▶ **TO BE DONE**: Look through the data for the string "EBAF". Copy every line where it is found.

▶ **GIVEN DATA**:
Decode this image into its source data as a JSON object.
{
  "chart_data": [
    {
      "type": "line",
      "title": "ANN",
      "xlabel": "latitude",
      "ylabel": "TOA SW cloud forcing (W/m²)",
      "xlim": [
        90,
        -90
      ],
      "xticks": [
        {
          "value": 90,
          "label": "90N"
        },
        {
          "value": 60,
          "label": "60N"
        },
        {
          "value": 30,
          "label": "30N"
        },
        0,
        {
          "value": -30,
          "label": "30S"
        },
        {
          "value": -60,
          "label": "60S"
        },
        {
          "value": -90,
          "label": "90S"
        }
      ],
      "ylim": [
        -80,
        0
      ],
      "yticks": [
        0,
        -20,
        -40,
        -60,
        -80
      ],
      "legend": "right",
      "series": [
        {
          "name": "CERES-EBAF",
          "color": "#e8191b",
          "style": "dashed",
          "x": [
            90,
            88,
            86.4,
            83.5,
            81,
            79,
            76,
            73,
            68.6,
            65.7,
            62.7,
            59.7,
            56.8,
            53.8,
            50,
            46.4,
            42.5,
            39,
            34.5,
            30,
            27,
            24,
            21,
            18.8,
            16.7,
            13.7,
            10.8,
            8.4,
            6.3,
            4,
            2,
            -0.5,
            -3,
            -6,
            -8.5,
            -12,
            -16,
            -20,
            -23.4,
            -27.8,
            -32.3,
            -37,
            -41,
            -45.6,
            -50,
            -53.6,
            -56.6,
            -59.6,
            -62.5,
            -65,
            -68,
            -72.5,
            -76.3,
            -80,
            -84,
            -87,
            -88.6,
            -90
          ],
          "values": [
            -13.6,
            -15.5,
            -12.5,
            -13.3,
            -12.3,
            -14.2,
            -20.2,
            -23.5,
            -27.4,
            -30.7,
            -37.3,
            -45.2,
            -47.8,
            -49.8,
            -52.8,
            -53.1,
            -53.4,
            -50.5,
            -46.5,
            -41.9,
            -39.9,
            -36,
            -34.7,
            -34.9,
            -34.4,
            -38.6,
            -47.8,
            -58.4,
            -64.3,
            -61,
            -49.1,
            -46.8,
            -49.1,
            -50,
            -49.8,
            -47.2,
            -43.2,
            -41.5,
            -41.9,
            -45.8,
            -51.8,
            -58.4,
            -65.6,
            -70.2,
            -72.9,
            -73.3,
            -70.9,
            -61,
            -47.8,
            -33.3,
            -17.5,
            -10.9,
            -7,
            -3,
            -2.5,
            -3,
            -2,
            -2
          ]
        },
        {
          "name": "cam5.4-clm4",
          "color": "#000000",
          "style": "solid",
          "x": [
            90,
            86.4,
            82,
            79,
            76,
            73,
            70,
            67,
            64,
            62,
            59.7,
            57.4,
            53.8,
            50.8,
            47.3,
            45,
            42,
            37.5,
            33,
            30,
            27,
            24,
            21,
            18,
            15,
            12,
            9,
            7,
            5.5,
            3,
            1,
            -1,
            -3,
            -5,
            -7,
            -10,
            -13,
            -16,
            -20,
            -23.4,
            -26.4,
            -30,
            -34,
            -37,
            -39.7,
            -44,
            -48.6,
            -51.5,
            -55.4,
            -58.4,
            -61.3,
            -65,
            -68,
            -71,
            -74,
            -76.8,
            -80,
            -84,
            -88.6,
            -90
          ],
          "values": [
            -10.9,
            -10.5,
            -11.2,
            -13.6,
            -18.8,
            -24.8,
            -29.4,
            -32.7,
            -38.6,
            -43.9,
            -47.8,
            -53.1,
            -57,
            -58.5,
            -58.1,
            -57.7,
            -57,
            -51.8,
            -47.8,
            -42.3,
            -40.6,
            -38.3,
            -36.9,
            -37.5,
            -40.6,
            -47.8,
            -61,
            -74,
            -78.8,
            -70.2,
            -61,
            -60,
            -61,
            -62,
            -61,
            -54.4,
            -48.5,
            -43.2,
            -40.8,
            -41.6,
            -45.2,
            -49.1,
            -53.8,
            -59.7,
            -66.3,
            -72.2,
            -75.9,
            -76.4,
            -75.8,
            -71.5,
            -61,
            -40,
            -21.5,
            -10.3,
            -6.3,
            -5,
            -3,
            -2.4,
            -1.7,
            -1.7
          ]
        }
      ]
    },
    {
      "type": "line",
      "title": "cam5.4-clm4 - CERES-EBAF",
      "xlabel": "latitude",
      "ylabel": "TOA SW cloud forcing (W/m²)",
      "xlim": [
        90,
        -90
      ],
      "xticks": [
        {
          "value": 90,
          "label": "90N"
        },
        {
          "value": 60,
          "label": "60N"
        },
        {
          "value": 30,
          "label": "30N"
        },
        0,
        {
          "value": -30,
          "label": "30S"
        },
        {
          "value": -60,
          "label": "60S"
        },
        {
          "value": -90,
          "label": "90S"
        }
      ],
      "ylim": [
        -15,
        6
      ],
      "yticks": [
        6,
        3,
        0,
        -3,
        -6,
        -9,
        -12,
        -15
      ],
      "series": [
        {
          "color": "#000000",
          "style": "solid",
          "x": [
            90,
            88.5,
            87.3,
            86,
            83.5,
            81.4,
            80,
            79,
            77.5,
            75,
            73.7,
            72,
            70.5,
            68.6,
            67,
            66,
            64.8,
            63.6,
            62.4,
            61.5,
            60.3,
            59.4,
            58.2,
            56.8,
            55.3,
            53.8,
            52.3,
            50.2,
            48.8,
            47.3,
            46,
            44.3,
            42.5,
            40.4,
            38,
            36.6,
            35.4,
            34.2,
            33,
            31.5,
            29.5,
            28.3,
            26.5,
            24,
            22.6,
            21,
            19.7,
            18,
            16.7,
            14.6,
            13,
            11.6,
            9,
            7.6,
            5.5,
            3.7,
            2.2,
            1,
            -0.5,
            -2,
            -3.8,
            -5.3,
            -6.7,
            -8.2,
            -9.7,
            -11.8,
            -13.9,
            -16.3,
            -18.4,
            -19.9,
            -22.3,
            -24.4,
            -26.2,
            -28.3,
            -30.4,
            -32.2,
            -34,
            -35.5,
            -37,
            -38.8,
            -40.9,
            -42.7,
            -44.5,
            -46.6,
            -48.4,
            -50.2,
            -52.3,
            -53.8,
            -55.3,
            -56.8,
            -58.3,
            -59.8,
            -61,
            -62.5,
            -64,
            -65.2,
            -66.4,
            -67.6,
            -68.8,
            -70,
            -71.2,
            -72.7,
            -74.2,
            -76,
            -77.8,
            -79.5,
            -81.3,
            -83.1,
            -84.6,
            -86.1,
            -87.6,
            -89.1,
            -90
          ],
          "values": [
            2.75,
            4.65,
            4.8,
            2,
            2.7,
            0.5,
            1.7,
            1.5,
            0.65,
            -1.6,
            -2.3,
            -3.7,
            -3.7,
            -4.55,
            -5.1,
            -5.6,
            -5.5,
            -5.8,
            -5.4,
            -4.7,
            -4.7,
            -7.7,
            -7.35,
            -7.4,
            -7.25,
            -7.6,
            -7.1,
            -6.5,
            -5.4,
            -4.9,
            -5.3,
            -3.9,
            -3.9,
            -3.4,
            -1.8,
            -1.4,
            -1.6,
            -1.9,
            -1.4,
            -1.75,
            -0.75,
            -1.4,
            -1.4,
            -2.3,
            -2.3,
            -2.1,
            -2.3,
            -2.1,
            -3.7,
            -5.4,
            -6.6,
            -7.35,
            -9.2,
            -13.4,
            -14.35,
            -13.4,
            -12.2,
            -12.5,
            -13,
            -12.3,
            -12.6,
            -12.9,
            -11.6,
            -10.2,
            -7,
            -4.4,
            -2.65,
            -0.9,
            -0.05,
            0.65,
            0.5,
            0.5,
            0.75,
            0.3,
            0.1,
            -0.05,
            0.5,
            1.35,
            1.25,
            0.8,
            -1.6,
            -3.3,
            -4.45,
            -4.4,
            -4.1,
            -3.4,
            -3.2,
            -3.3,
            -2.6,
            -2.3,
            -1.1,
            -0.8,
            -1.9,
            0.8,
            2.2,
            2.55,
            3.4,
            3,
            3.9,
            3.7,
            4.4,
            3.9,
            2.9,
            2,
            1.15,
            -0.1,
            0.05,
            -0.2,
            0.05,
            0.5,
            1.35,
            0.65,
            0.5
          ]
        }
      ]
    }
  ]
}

▶ **WRITTEN ANSWER**:
          "name": "CERES-EBAF",
      "title": "cam5.4-clm4 - CERES-EBAF",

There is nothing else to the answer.